What is expected
Exactly repeat the material, dropping every picture from the copy.
|---|
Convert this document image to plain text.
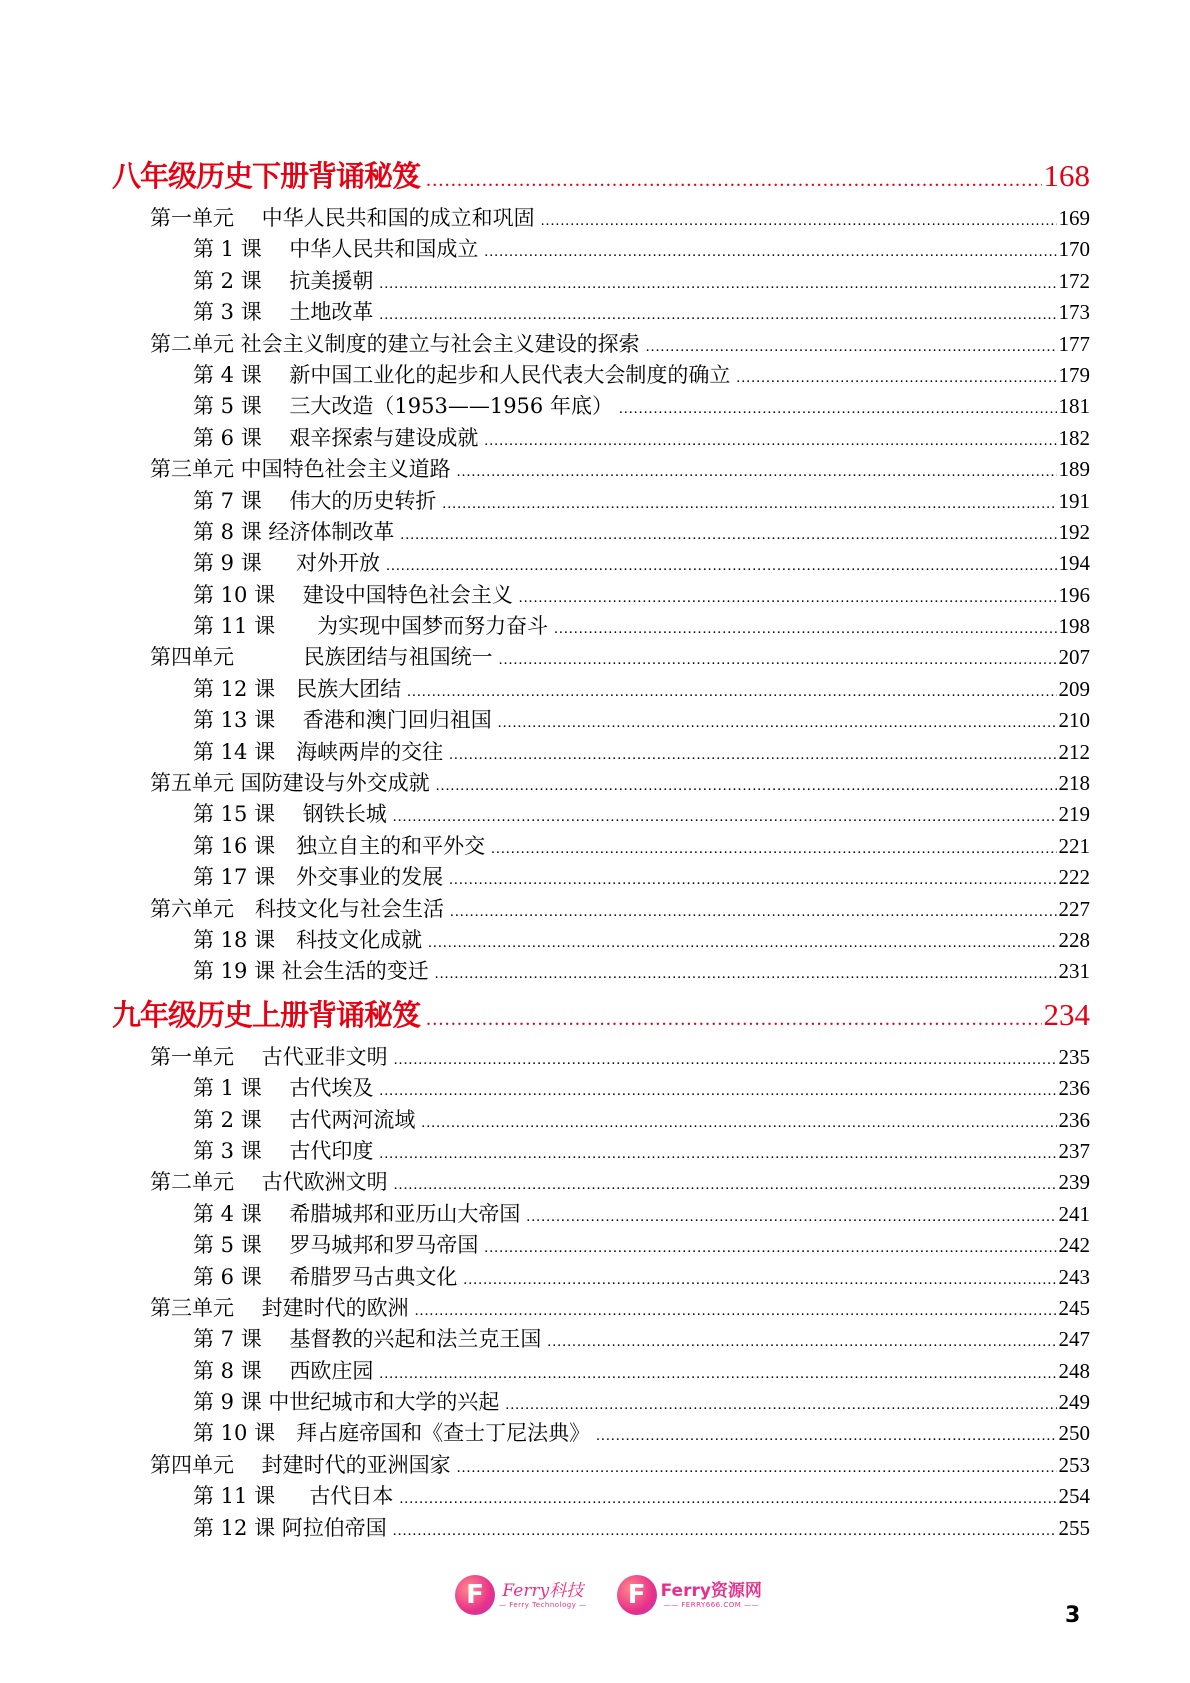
八年级历史下册背诵秘笈 .....	168
第一单元　 中华人民共和国的成立和巩固 .....	169
第 1 课　 中华人民共和国成立 .....	170
第 2 课　 抗美援朝 .....	172
第 3 课　 土地改革 .....	173
第二单元 社会主义制度的建立与社会主义建设的探索 .....	177
第 4 课　 新中国工业化的起步和人民代表大会制度的确立 .....	179
第 5 课　 三大改造（1953——1956 年底） .....	181
第 6 课　 艰辛探索与建设成就 .....	182
第三单元 中国特色社会主义道路 .....	189
第 7 课　 伟大的历史转折 .....	191
第 8 课 经济体制改革 .....	192
第 9 课　  对外开放 .....	194
第 10 课　 建设中国特色社会主义 .....	196
第 11 课　　为实现中国梦而努力奋斗 .....	198
第四单元　　　 民族团结与祖国统一 .....	207
第 12 课　民族大团结 .....	209
第 13 课　 香港和澳门回归祖国 .....	210
第 14 课　海峡两岸的交往 .....	212
第五单元 国防建设与外交成就 .....	218
第 15 课　 钢铁长城 .....	219
第 16 课　独立自主的和平外交 .....	221
第 17 课　外交事业的发展 .....	222
第六单元　科技文化与社会生活 .....	227
第 18 课　科技文化成就 .....	228
第 19 课 社会生活的变迁 .....	231
九年级历史上册背诵秘笈 .....	234
第一单元　 古代亚非文明 .....	235
第 1 课　 古代埃及 .....	236
第 2 课　 古代两河流域 .....	236
第 3 课　 古代印度 .....	237
第二单元　 古代欧洲文明 .....	239
第 4 课　 希腊城邦和亚历山大帝国 .....	241
第 5 课　 罗马城邦和罗马帝国 .....	242
第 6 课　 希腊罗马古典文化 .....	243
第三单元　 封建时代的欧洲 .....	245
第 7 课　 基督教的兴起和法兰克王国 .....	247
第 8 课　 西欧庄园 .....	248
第 9 课 中世纪城市和大学的兴起 .....	249
第 10 课　拜占庭帝国和《查士丁尼法典》 .....	250
第四单元　 封建时代的亚洲国家 .....	253
第 11 课　  古代日本 .....	254
第 12 课 阿拉伯帝国 .....	255
F	Ferry科技
— Ferry Technology —	F Ferry资源网
—— FERRY666.COM ——	3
|---|
Answer in full
Convert this document image to plain text.
八年级历史下册背诵秘笈 .....	168
第一单元　 中华人民共和国的成立和巩固 .....	169
第 1 课　 中华人民共和国成立 .....	170
第 2 课　 抗美援朝 .....	172
第 3 课　 土地改革 .....	173
第二单元 社会主义制度的建立与社会主义建设的探索 .....	177
第 4 课　 新中国工业化的起步和人民代表大会制度的确立 .....	179
第 5 课　 三大改造（1953——1956 年底） .....	181
第 6 课　 艰辛探索与建设成就 .....	182
第三单元 中国特色社会主义道路 .....	189
第 7 课　 伟大的历史转折 .....	191
第 8 课 经济体制改革 .....	192
第 9 课　  对外开放 .....	194
第 10 课　 建设中国特色社会主义 .....	196
第 11 课　　为实现中国梦而努力奋斗 .....	198
第四单元　　　 民族团结与祖国统一 .....	207
第 12 课　民族大团结 .....	209
第 13 课　 香港和澳门回归祖国 .....	210
第 14 课　海峡两岸的交往 .....	212
第五单元 国防建设与外交成就 .....	218
第 15 课　 钢铁长城 .....	219
第 16 课　独立自主的和平外交 .....	221
第 17 课　外交事业的发展 .....	222
第六单元　科技文化与社会生活 .....	227
第 18 课　科技文化成就 .....	228
第 19 课 社会生活的变迁 .....	231
九年级历史上册背诵秘笈 .....	234
第一单元　 古代亚非文明 .....	235
第 1 课　 古代埃及 .....	236
第 2 课　 古代两河流域 .....	236
第 3 课　 古代印度 .....	237
第二单元　 古代欧洲文明 .....	239
第 4 课　 希腊城邦和亚历山大帝国 .....	241
第 5 课　 罗马城邦和罗马帝国 .....	242
第 6 课　 希腊罗马古典文化 .....	243
第三单元　 封建时代的欧洲 .....	245
第 7 课　 基督教的兴起和法兰克王国 .....	247
第 8 课　 西欧庄园 .....	248
第 9 课 中世纪城市和大学的兴起 .....	249
第 10 课　拜占庭帝国和《查士丁尼法典》 .....	250
第四单元　 封建时代的亚洲国家 .....	253
第 11 课　  古代日本 .....	254
第 12 课 阿拉伯帝国 .....	255
F	Ferry科技
— Ferry Technology —	F Ferry资源网
—— FERRY666.COM ——	3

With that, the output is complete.